§ Set problem:
In the listing below, find every line with the string "عنوان" and pull it out.

§ Data section:
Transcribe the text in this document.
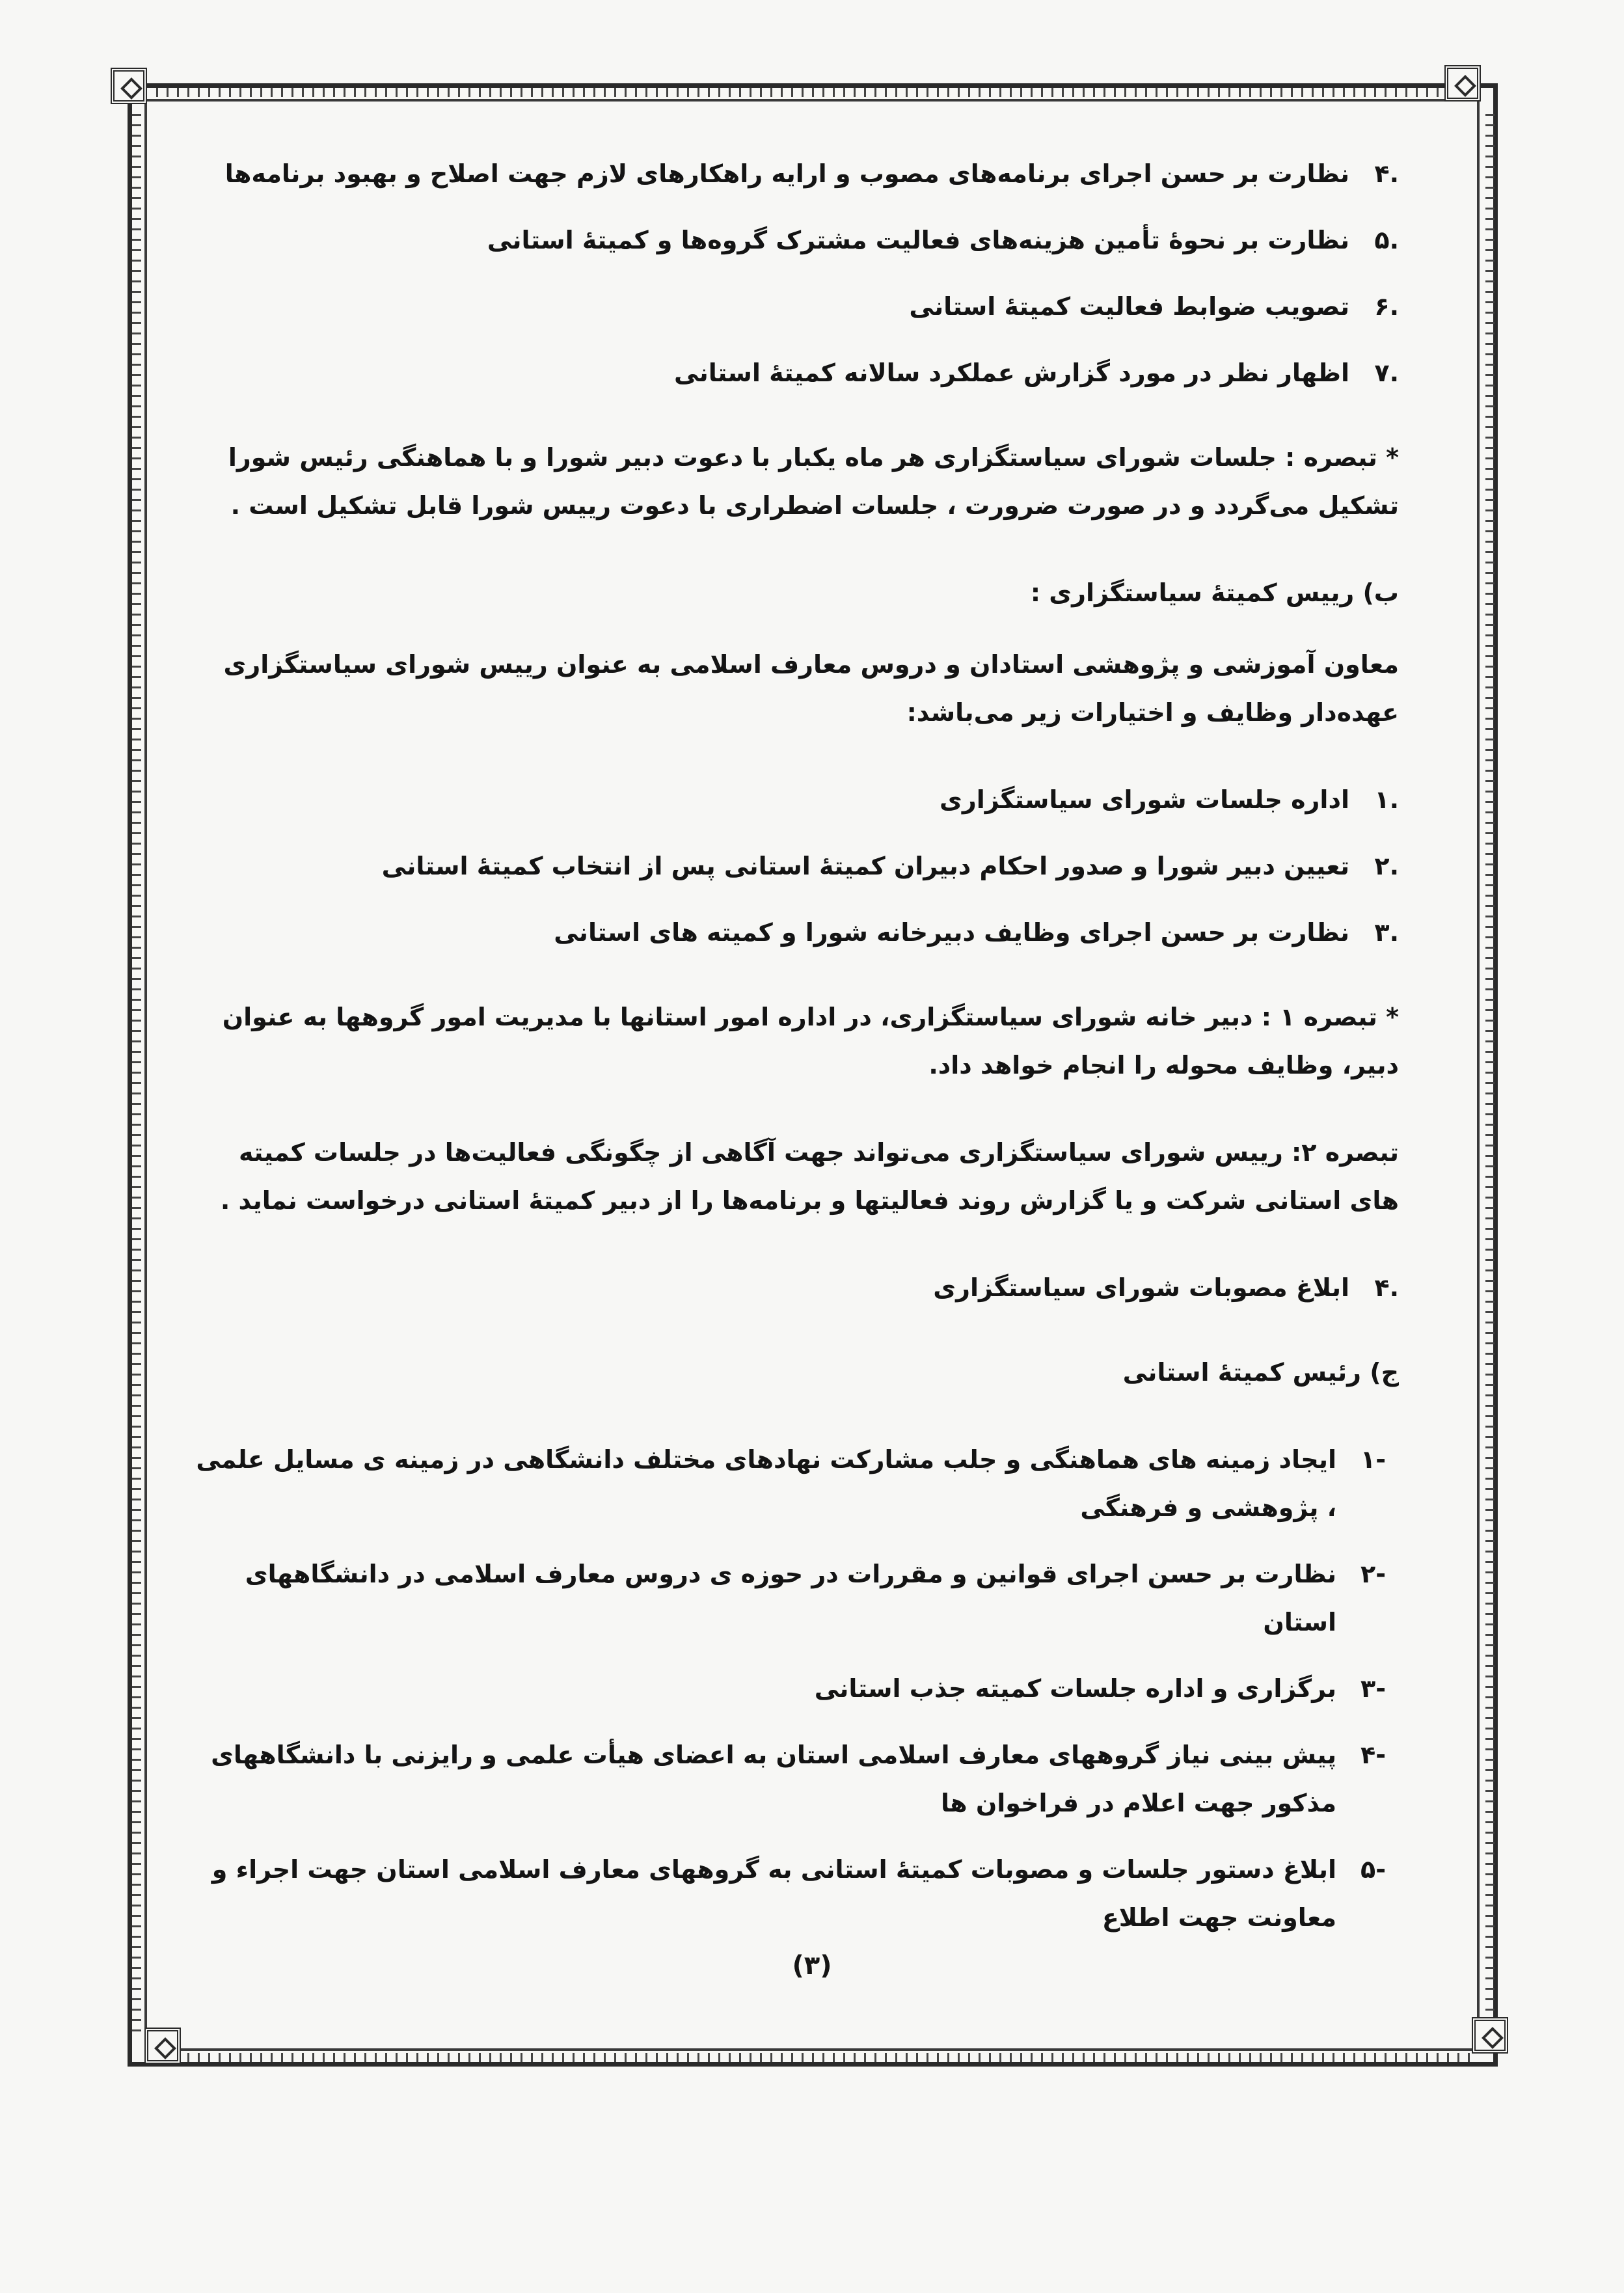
.۴
نظارت بر حسن اجرای برنامه‌های مصوب و ارایه راهکارهای لازم جهت اصلاح و بهبود برنامه‌ها
.۵
نظارت بر نحوهٔ تأمین هزینه‌های فعالیت مشترک گروه‌ها و کمیتهٔ استانی
.۶
تصویب ضوابط فعالیت کمیتهٔ استانی
.۷
اظهار نظر در مورد گزارش عملکرد سالانه کمیتهٔ استانی

* تبصره : جلسات شورای سیاستگزاری هر ماه یکبار با دعوت دبیر شورا و با هماهنگی رئیس شورا تشکیل می‌گردد و در صورت ضرورت ، جلسات اضطراری با دعوت رییس شورا قابل تشکیل است .

ب) رییس کمیتهٔ سیاستگزاری :

معاون آموزشی و پژوهشی استادان و دروس معارف اسلامی به عنوان رییس شورای سیاستگزاری عهده‌دار وظایف و اختیارات زیر می‌باشد:

.۱
اداره جلسات شورای سیاستگزاری
.۲
تعیین دبیر شورا و صدور احکام دبیران کمیتهٔ استانی پس از انتخاب کمیتهٔ استانی
.۳
نظارت بر حسن اجرای وظایف دبیرخانه شورا و کمیته های استانی

* تبصره ۱ : دبیر خانه شورای سیاستگزاری، در اداره امور استانها با مدیریت امور گروهها به عنوان دبیر، وظایف محوله را انجام خواهد داد.

تبصره ۲: رییس شورای سیاستگزاری می‌تواند جهت آگاهی از چگونگی فعالیت‌ها در جلسات کمیته های استانی شرکت و یا گزارش روند فعالیتها و برنامه‌ها را از دبیر کمیتهٔ استانی درخواست نماید .

.۴
ابلاغ مصوبات شورای سیاستگزاری

ج) رئیس کمیتهٔ استانی

-۱
ایجاد زمینه های هماهنگی و جلب مشارکت نهادهای مختلف دانشگاهی در زمینه ی مسایل علمی ، پژوهشی و فرهنگی
-۲
نظارت بر حسن اجرای قوانین و مقررات در حوزه ی دروس معارف اسلامی در دانشگاههای استان
-۳
برگزاری و اداره جلسات کمیته جذب استانی
-۴
پیش بینی نیاز گروههای معارف اسلامی استان به اعضای هیأت علمی و رایزنی با دانشگاههای مذکور جهت اعلام در فراخوان ها
-۵
ابلاغ دستور جلسات و مصوبات کمیتهٔ استانی به گروههای معارف اسلامی استان جهت اجراء و معاونت جهت اطلاع
(۳)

§ Output of the task:
معاون آموزشی و پژوهشی استادان و دروس معارف اسلامی به عنوان رییس شورای سیاستگزاری عهده‌دار وظایف و اختیارات زیر می‌باشد:
* تبصره ۱ : دبیر خانه شورای سیاستگزاری، در اداره امور استانها با مدیریت امور گروهها به عنوان دبیر، وظایف محوله را انجام خواهد داد.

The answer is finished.